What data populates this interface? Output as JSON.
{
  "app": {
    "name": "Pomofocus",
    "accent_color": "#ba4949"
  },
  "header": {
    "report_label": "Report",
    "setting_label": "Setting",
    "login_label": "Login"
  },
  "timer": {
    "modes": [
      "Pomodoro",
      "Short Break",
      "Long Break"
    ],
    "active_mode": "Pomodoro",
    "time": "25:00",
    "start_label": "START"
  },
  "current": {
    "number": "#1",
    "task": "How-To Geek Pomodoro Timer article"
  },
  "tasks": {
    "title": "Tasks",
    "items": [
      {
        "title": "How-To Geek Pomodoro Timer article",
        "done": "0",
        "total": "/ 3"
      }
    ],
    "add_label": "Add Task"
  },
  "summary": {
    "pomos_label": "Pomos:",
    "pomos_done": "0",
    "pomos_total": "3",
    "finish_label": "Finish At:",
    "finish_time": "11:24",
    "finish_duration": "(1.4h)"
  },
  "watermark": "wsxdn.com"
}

# # #

▸ **Work required**
In the entries above, identify each line that includes the string "title", then copy it.

▸ **In response**
    "title": "Tasks",
        "title": "How-To Geek Pomodoro Timer article",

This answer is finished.